→ **Problem description**: Return each line of the records with nothing changed, pictures excepted.

---------- Record list ----------

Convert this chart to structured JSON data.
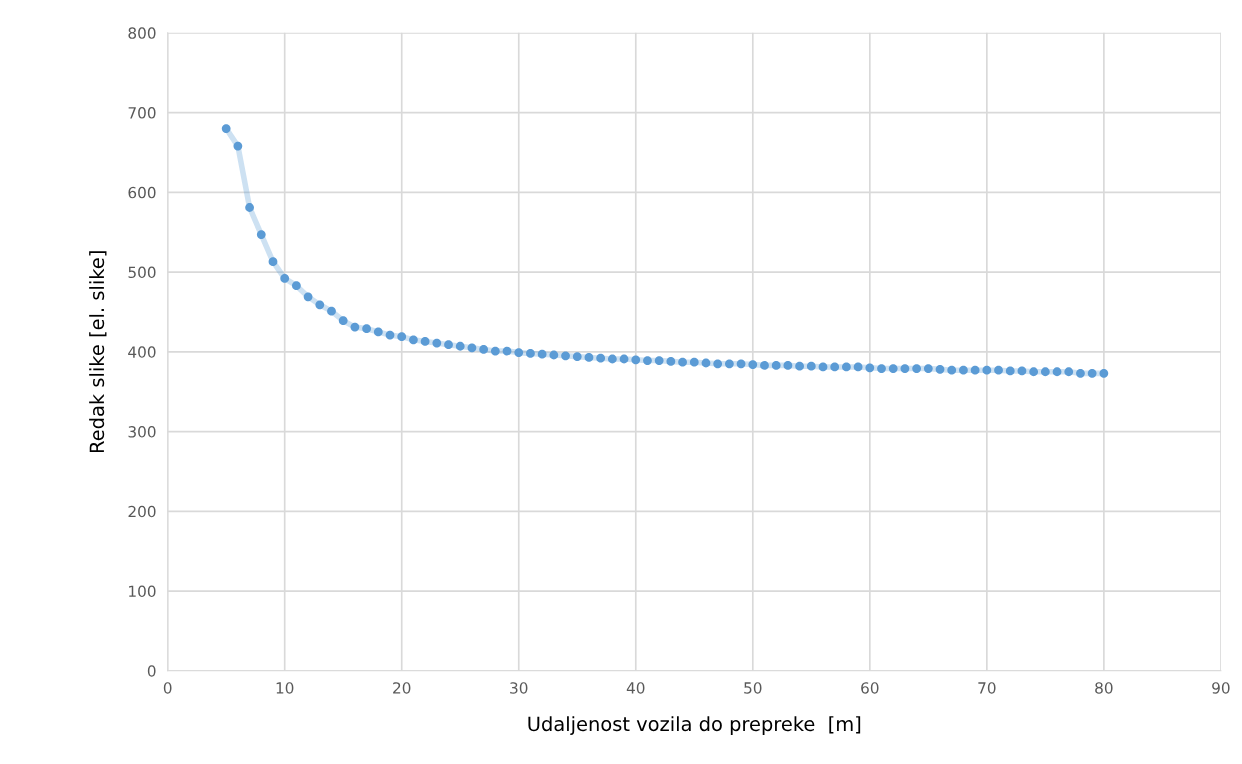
{
  "chart_data": {
    "type": "line",
    "xlabel": "Udaljenost vozila do prepreke  [m]",
    "ylabel": "Redak slike [el. slike]",
    "xlim": [
      0,
      90
    ],
    "xticks": [
      0,
      10,
      20,
      30,
      40,
      50,
      60,
      70,
      80,
      90
    ],
    "ylim": [
      0,
      800
    ],
    "yticks": [
      0,
      100,
      200,
      300,
      400,
      500,
      600,
      700,
      800
    ],
    "grid": true,
    "marker": "circle",
    "line_style": "solid",
    "series": [
      {
        "color": "#5b9bd5",
        "x": [
          5,
          6,
          7,
          8,
          9,
          10,
          11,
          12,
          13,
          14,
          15,
          16,
          17,
          18,
          19,
          20,
          21,
          22,
          23,
          24,
          25,
          26,
          27,
          28,
          29,
          30,
          31,
          32,
          33,
          34,
          35,
          36,
          37,
          38,
          39,
          40,
          41,
          42,
          43,
          44,
          45,
          46,
          47,
          48,
          49,
          50,
          51,
          52,
          53,
          54,
          55,
          56,
          57,
          58,
          59,
          60,
          61,
          62,
          63,
          64,
          65,
          66,
          67,
          68,
          69,
          70,
          71,
          72,
          73,
          74,
          75,
          76,
          77,
          78,
          79,
          80
        ],
        "values": [
          680,
          658,
          581,
          547,
          513,
          492,
          483,
          469,
          459,
          451,
          439,
          431,
          429,
          425,
          421,
          419,
          415,
          413,
          411,
          409,
          407,
          405,
          403,
          401,
          401,
          399,
          398,
          397,
          396,
          395,
          394,
          393,
          392,
          391,
          391,
          390,
          389,
          389,
          388,
          387,
          387,
          386,
          385,
          385,
          385,
          384,
          383,
          383,
          383,
          382,
          382,
          381,
          381,
          381,
          381,
          380,
          379,
          379,
          379,
          379,
          379,
          378,
          377,
          377,
          377,
          377,
          377,
          376,
          376,
          375,
          375,
          375,
          375,
          373,
          373,
          373
        ]
      }
    ]
  }
}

----------

→ **Exercise result**:
Convert this chart to structured JSON data.
{
  "chart_data": {
    "type": "line",
    "xlabel": "Udaljenost vozila do prepreke  [m]",
    "ylabel": "Redak slike [el. slike]",
    "xlim": [
      0,
      90
    ],
    "xticks": [
      0,
      10,
      20,
      30,
      40,
      50,
      60,
      70,
      80,
      90
    ],
    "ylim": [
      0,
      800
    ],
    "yticks": [
      0,
      100,
      200,
      300,
      400,
      500,
      600,
      700,
      800
    ],
    "grid": true,
    "marker": "circle",
    "line_style": "solid",
    "series": [
      {
        "color": "#5b9bd5",
        "x": [
          5,
          6,
          7,
          8,
          9,
          10,
          11,
          12,
          13,
          14,
          15,
          16,
          17,
          18,
          19,
          20,
          21,
          22,
          23,
          24,
          25,
          26,
          27,
          28,
          29,
          30,
          31,
          32,
          33,
          34,
          35,
          36,
          37,
          38,
          39,
          40,
          41,
          42,
          43,
          44,
          45,
          46,
          47,
          48,
          49,
          50,
          51,
          52,
          53,
          54,
          55,
          56,
          57,
          58,
          59,
          60,
          61,
          62,
          63,
          64,
          65,
          66,
          67,
          68,
          69,
          70,
          71,
          72,
          73,
          74,
          75,
          76,
          77,
          78,
          79,
          80
        ],
        "values": [
          680,
          658,
          581,
          547,
          513,
          492,
          483,
          469,
          459,
          451,
          439,
          431,
          429,
          425,
          421,
          419,
          415,
          413,
          411,
          409,
          407,
          405,
          403,
          401,
          401,
          399,
          398,
          397,
          396,
          395,
          394,
          393,
          392,
          391,
          391,
          390,
          389,
          389,
          388,
          387,
          387,
          386,
          385,
          385,
          385,
          384,
          383,
          383,
          383,
          382,
          382,
          381,
          381,
          381,
          381,
          380,
          379,
          379,
          379,
          379,
          379,
          378,
          377,
          377,
          377,
          377,
          377,
          376,
          376,
          375,
          375,
          375,
          375,
          373,
          373,
          373
        ]
      }
    ]
  }
}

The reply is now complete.